[Extracted entries start]

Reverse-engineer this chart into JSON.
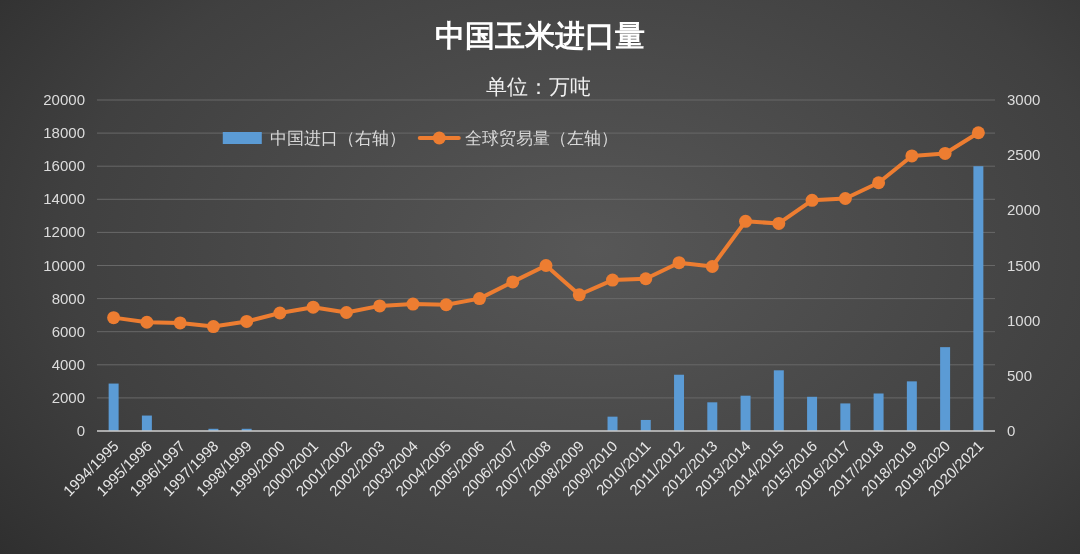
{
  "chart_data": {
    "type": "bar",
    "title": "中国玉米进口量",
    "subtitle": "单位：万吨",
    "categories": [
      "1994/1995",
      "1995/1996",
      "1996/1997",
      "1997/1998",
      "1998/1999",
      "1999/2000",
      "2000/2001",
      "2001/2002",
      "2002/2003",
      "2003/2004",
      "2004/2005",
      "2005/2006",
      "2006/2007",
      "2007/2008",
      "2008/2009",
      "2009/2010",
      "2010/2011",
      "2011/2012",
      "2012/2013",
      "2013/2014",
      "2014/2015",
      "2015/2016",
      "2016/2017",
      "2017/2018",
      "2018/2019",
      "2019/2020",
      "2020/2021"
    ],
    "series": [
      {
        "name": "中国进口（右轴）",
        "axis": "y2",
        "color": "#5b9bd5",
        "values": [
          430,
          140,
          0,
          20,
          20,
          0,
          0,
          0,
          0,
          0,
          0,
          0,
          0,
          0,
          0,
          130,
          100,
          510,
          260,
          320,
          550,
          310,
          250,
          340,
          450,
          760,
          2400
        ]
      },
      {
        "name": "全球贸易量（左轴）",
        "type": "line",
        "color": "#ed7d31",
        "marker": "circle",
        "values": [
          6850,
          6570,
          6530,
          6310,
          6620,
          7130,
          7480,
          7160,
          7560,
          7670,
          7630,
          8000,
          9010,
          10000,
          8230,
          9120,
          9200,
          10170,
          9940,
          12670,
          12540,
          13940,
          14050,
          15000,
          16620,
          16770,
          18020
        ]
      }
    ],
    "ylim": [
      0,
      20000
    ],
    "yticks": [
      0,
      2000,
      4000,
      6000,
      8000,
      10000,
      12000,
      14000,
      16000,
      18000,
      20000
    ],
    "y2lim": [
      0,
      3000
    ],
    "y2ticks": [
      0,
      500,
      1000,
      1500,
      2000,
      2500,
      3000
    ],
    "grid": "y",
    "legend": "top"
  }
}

[Extracted entries end]

◆ Set problem ◆
Quote the preceding records in their entirety, excluding every picture.

◆ Output of the exercise ◆
Reverse-engineer this chart into JSON.
{
  "chart_data": {
    "type": "bar",
    "title": "中国玉米进口量",
    "subtitle": "单位：万吨",
    "categories": [
      "1994/1995",
      "1995/1996",
      "1996/1997",
      "1997/1998",
      "1998/1999",
      "1999/2000",
      "2000/2001",
      "2001/2002",
      "2002/2003",
      "2003/2004",
      "2004/2005",
      "2005/2006",
      "2006/2007",
      "2007/2008",
      "2008/2009",
      "2009/2010",
      "2010/2011",
      "2011/2012",
      "2012/2013",
      "2013/2014",
      "2014/2015",
      "2015/2016",
      "2016/2017",
      "2017/2018",
      "2018/2019",
      "2019/2020",
      "2020/2021"
    ],
    "series": [
      {
        "name": "中国进口（右轴）",
        "axis": "y2",
        "color": "#5b9bd5",
        "values": [
          430,
          140,
          0,
          20,
          20,
          0,
          0,
          0,
          0,
          0,
          0,
          0,
          0,
          0,
          0,
          130,
          100,
          510,
          260,
          320,
          550,
          310,
          250,
          340,
          450,
          760,
          2400
        ]
      },
      {
        "name": "全球贸易量（左轴）",
        "type": "line",
        "color": "#ed7d31",
        "marker": "circle",
        "values": [
          6850,
          6570,
          6530,
          6310,
          6620,
          7130,
          7480,
          7160,
          7560,
          7670,
          7630,
          8000,
          9010,
          10000,
          8230,
          9120,
          9200,
          10170,
          9940,
          12670,
          12540,
          13940,
          14050,
          15000,
          16620,
          16770,
          18020
        ]
      }
    ],
    "ylim": [
      0,
      20000
    ],
    "yticks": [
      0,
      2000,
      4000,
      6000,
      8000,
      10000,
      12000,
      14000,
      16000,
      18000,
      20000
    ],
    "y2lim": [
      0,
      3000
    ],
    "y2ticks": [
      0,
      500,
      1000,
      1500,
      2000,
      2500,
      3000
    ],
    "grid": "y",
    "legend": "top"
  }
}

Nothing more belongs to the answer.